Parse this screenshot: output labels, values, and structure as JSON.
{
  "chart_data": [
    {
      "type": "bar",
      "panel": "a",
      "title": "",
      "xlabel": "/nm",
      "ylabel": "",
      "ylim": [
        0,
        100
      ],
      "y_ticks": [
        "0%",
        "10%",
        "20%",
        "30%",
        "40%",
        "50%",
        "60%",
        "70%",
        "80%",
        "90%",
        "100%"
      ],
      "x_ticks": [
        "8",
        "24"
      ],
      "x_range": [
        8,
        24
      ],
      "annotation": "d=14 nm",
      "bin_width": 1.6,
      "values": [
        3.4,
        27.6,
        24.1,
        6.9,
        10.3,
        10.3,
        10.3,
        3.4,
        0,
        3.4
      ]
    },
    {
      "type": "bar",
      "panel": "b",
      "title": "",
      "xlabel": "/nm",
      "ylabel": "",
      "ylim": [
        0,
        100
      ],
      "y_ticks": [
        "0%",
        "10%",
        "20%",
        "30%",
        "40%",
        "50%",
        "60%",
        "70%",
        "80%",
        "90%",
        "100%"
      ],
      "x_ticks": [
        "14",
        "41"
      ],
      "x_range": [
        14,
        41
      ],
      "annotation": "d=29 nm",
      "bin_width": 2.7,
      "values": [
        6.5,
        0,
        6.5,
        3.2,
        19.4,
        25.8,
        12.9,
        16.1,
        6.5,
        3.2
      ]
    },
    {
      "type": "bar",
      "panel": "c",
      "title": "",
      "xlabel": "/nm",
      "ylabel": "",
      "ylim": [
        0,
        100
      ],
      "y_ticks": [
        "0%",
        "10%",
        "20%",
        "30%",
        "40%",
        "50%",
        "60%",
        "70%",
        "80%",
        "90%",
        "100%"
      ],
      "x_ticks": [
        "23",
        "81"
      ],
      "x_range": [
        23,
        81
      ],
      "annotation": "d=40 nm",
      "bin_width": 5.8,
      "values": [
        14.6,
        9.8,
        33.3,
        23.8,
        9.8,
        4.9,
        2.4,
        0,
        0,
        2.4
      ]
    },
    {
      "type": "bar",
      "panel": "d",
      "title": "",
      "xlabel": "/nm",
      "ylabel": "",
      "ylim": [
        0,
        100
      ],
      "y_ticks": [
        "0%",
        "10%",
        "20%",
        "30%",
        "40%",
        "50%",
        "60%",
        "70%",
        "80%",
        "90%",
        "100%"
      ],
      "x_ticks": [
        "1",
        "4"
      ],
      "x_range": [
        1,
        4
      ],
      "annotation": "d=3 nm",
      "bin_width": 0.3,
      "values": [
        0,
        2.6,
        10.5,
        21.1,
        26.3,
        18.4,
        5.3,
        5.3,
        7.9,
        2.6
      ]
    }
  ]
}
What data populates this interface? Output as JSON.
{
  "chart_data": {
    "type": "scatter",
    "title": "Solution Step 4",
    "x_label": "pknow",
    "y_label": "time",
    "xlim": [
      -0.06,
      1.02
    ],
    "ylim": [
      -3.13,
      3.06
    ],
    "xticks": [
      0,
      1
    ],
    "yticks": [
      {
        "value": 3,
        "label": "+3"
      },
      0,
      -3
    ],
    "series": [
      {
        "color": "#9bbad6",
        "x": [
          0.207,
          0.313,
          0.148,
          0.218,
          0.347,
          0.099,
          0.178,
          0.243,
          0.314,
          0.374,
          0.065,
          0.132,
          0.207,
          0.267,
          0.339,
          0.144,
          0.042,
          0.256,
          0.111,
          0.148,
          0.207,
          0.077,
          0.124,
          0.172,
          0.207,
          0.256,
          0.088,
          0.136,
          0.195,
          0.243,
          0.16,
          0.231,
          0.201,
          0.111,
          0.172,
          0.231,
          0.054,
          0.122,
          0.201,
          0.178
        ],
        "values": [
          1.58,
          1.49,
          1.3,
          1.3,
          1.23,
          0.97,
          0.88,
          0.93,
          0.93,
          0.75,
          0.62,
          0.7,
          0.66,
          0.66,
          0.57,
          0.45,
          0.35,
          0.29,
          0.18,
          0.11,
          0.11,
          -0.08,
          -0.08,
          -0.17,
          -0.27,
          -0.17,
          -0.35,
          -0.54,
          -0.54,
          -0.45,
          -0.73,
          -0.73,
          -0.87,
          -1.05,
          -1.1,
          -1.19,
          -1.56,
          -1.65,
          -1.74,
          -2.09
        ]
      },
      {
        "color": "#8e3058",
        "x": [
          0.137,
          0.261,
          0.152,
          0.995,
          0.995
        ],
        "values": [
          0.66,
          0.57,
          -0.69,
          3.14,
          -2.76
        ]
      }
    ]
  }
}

****

## Exercise description
Look through the entries above. Extract each line with the word "annotation".

## Exercise solution
      "annotation": "d=14 nm",
      "annotation": "d=29 nm",
      "annotation": "d=40 nm",
      "annotation": "d=3 nm",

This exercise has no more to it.